Heidi Bjørgan: As for the similarities, I agree with Wang Dong and Feng Boyi’s reflections. Still, I would argue that Chinese works in this exhibition relate to the contemporary in quite a different way from the Norwegian works. Perhaps an entirely different sense of social responsibility is at play. To coin a phrase, one could say that the Chinese artists see the individual through the eyes of society, whereas in Norway it is the exact opposite. And the status of the artist in Chinese society also seems much higher, and the art market much bigger. This, however, I guess also represents a limitation for the arts in the sense of commodification of art and a market orientation.

In China I felt that the artists had access to production assistance as well as opportunity to work in much larger formats. They seem much more bound by classical tradition and the opportunity to produce large scale works, whereas the Norwegian artists seem more playful, more open to blend expressions and less tied to traditions. The Norwegian artists seem to have more of a hands-on relationship to the production process. This, of course, refers to the artists’ working conditions. It gives more freedom, but is limiting in terms of format etc.

Wang Dong: I guess what Heidi Bjørgan means by ‘playful’ is that the Norwegian artists have already broken away from the approach to traditional ceramic as a craft to explore new possibilities for ceramic as a material in contemporary society, as well as investigating new visual expressions within the realm of contemporary art. The works by Chinese artists are larger in format, and as they seek out more possibilities for ceramic as a material they have also engaged in reflection and criticism on the heritage and state of Chinese ceramic culture. Their art is inextricable from the Chinese social and cultural reality, and they are marked by the intersection of individual life experience, memories, and the state of the nation.

→ **Data**
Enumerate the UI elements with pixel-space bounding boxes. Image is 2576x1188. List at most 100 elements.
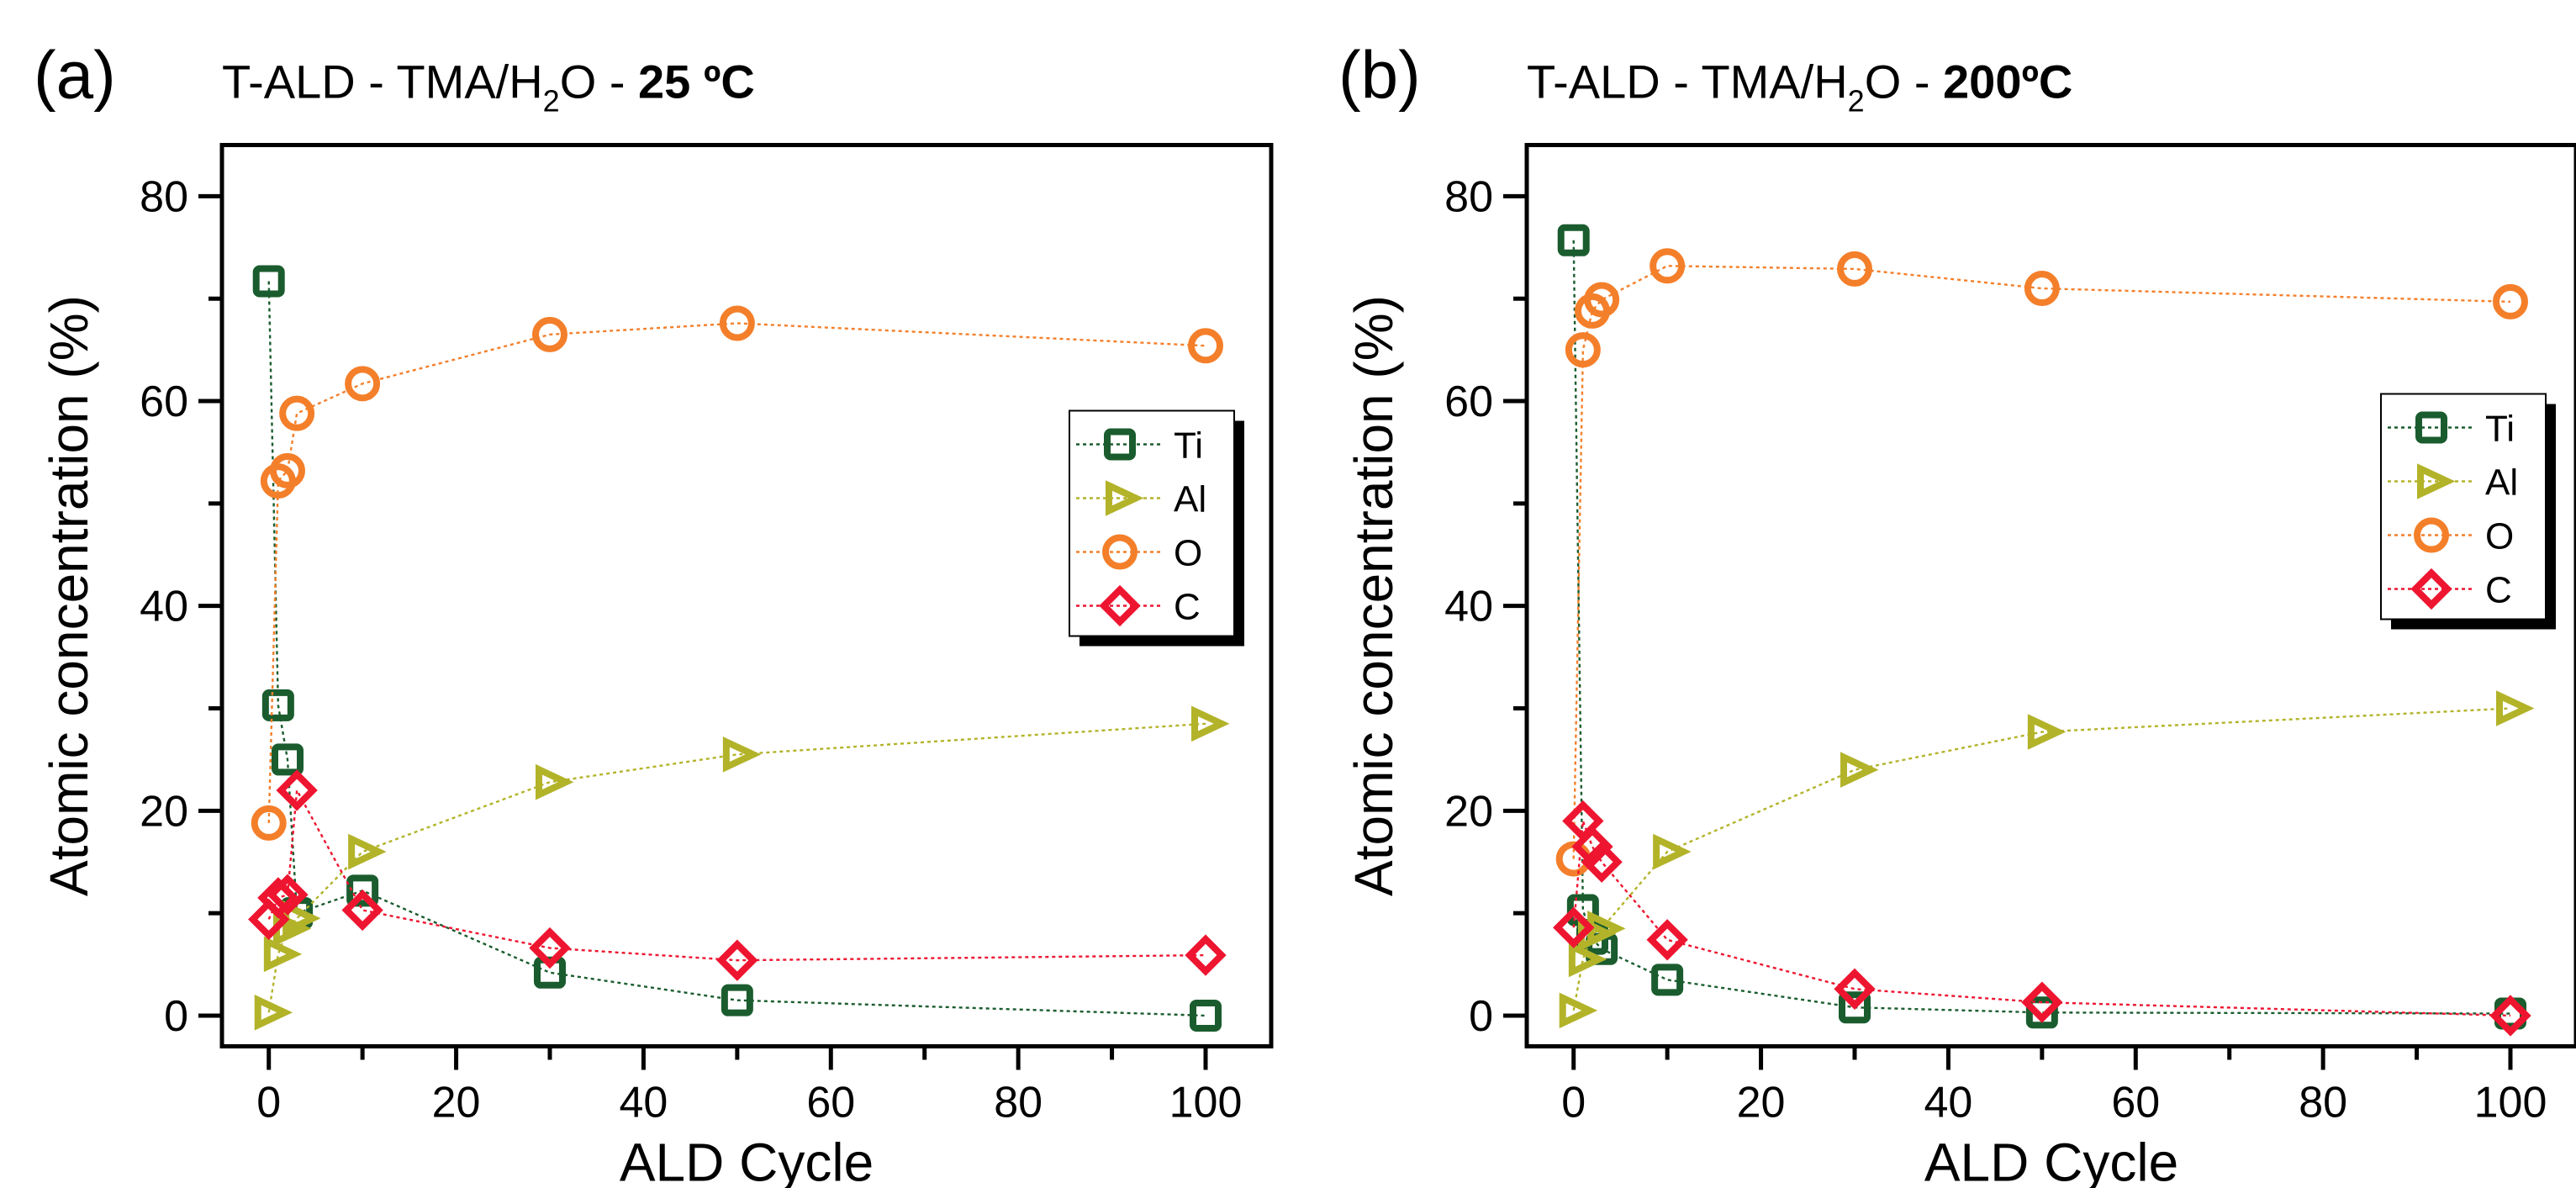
data-point-c — [529, 927, 571, 969]
data-point-al — [2027, 714, 2067, 750]
data-point-c — [2489, 995, 2531, 1037]
data-point-al — [1559, 992, 1598, 1029]
x-tick-label: 20 — [432, 1079, 481, 1127]
y-tick-label: 40 — [1444, 583, 1493, 631]
x-tick-label: 60 — [806, 1079, 855, 1127]
series-c — [248, 769, 1227, 981]
x-tick-label: 0 — [1561, 1079, 1586, 1127]
data-point-ti — [1651, 964, 1684, 996]
legend-marker-ti — [1104, 428, 1136, 461]
data-point-al — [1191, 705, 1230, 742]
data-point-c — [267, 874, 309, 916]
series-al — [254, 705, 1230, 1031]
data-point-ti — [1557, 224, 1590, 256]
chart-title: T-ALD - TMA/H2O - 25 ºC — [222, 55, 755, 119]
data-point-ti — [252, 265, 285, 298]
data-point-o — [1650, 248, 1686, 284]
x-tick-label: 100 — [1169, 1079, 1243, 1127]
data-point-al — [722, 737, 762, 773]
data-point-o — [251, 805, 287, 841]
data-point-al — [2496, 690, 2535, 726]
data-point-ti — [721, 984, 753, 1016]
series-line — [1572, 821, 2511, 1017]
legend-label: Ti — [2485, 409, 2515, 450]
y-tick-label: 80 — [140, 172, 188, 221]
legend: Ti Al OC — [2380, 393, 2556, 630]
data-point-al — [348, 833, 387, 870]
series-o — [251, 305, 1223, 841]
data-point-al — [1840, 752, 1879, 788]
data-point-al — [536, 763, 574, 800]
data-point-ti — [1839, 991, 1871, 1024]
data-point-ti — [1190, 999, 1222, 1032]
series-line — [267, 786, 1206, 962]
data-point-o — [719, 305, 755, 341]
x-tick-label: 40 — [1924, 1079, 1973, 1127]
legend-label: O — [1174, 533, 1202, 574]
data-point-o — [2024, 271, 2060, 307]
y-tick-label: 60 — [140, 378, 188, 426]
legend-label: Ti — [1174, 425, 1203, 467]
chart-title: T-ALD - TMA/H2O - 200ºC — [1527, 55, 2072, 119]
legend-marker-o — [2414, 517, 2449, 553]
data-point-ti — [346, 874, 379, 907]
legend-box — [1069, 409, 1235, 637]
data-point-o — [1565, 332, 1601, 368]
legend: Ti Al OC — [1069, 409, 1244, 647]
legend-box — [2380, 393, 2547, 620]
title-prefix: T-ALD - TMA/H — [222, 55, 543, 108]
data-point-ti — [2025, 996, 2058, 1029]
title-subscript: 2 — [543, 84, 560, 119]
data-point-c — [1834, 968, 1876, 1010]
title-suffix: O - — [1865, 55, 1943, 108]
data-point-c — [1646, 919, 1688, 961]
series-al — [1559, 690, 2535, 1029]
data-point-c — [1571, 826, 1613, 868]
series-line — [1572, 707, 2511, 1011]
y-tick-label: 0 — [164, 992, 188, 1041]
data-point-o — [345, 366, 381, 402]
data-point-c — [2021, 981, 2063, 1023]
y-axis-label: Atomic concentration (%) — [39, 295, 99, 896]
plot-frame — [1524, 143, 2576, 1048]
title-prefix: T-ALD - TMA/H — [1527, 55, 1848, 108]
data-point-o — [1837, 251, 1872, 287]
data-point-ti — [261, 689, 294, 721]
data-point-c — [276, 769, 318, 811]
series-ti — [252, 265, 1222, 1032]
data-point-c — [1185, 934, 1227, 976]
legend-label: O — [2485, 516, 2514, 557]
legend-marker-c — [1099, 584, 1141, 627]
title-temperature: 25 ºC — [638, 55, 755, 108]
legend-marker-al — [1106, 480, 1144, 516]
data-point-ti — [272, 743, 304, 776]
legend-marker-o — [1102, 534, 1138, 570]
y-tick-label: 40 — [140, 583, 188, 631]
x-axis-label: ALD Cycle — [620, 1133, 874, 1188]
legend-label: C — [1174, 587, 1201, 628]
series-c — [1553, 800, 2531, 1037]
data-point-al — [1568, 941, 1607, 978]
series-line — [1572, 265, 2511, 859]
x-tick-label: 60 — [2111, 1079, 2160, 1127]
x-tick-label: 80 — [2299, 1079, 2347, 1127]
x-tick-label: 100 — [2474, 1079, 2547, 1127]
data-point-o — [1188, 328, 1223, 364]
data-point-al — [1653, 833, 1692, 870]
y-tick-label: 80 — [1444, 172, 1493, 221]
legend-marker-ti — [2415, 411, 2447, 444]
legend-marker-c — [2410, 568, 2452, 610]
data-point-al — [254, 995, 293, 1031]
title-subscript: 2 — [1848, 84, 1865, 119]
series-line — [1572, 240, 2511, 1015]
data-point-c — [716, 939, 758, 981]
x-tick-label: 40 — [620, 1079, 668, 1127]
legend-label: C — [2485, 570, 2512, 611]
data-point-o — [270, 452, 305, 488]
y-tick-label: 20 — [1444, 787, 1493, 836]
y-axis-label: Atomic concentration (%) — [1343, 295, 1404, 896]
series-line — [267, 722, 1206, 1013]
x-axis-label: ALD Cycle — [1924, 1133, 2178, 1188]
data-point-c — [257, 877, 299, 919]
y-tick-label: 20 — [140, 787, 188, 836]
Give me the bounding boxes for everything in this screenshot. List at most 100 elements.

→ **Exercises to complete**
• A. Answer these questions from the dialogue on Chinese and Norwegian ceramic art, one answer per line:
(i) According to Heidi Bjørgan, through whose eyes do the Chinese artists see the individual?
(ii) What kind of relationship to the production process do the Norwegian artists seem to have?
(iii) According to Wang Dong, what three things intersect to mark the Chinese artists' works?
• B. Pick up the dialogue on Chinese and Norwegian ceramic art after its final sentence and continue it.

→ **Answers for this exercise**
• A.
(i) Through the eyes of society.
(ii) A more hands-on relationship.
(iii) Individual life experience, memories, and the state of the nation.

• B.
Bjørn Inge Follevaag: From my perspective I first assumed that I would be overwhelmed by the massive Chinese tradition and the abundance of technical and artistic resources available to the Chinese artists. I also assumed that the relatively short history of Norwegian ceramic art would put us at a disadvantage. Not so at all. In my experience the Chinese artists are less concerned with the material than with the artistic outcome. Ceramic is merely a tool for expressing sentiments or creating references in the artwork. And perhaps, like Heidi Bjørgan and Wang Dong imply, the Chinese perspective is much more communal and imbued with a social awareness–critical and political in essence. The Norwegian artists are much more focused on a personal perspective and viewpoint, with references that are less politically charged. The technical qualities, production processes and skills involved are impressive in both countries. It may, hopefully, be difficult for the audience to distinguish between which works are Norwegian and which works are Chinese.

Lu Bin, 'Great Mercy Mantra' (2010–2012).
Feng Feng, 'Feast' (2008).
Linn Pedersen, 'Floor Arrangement' (2012).

As a shared project between China and Norway, how have you as curators experienced Beyond G(l)aze as an exchange project?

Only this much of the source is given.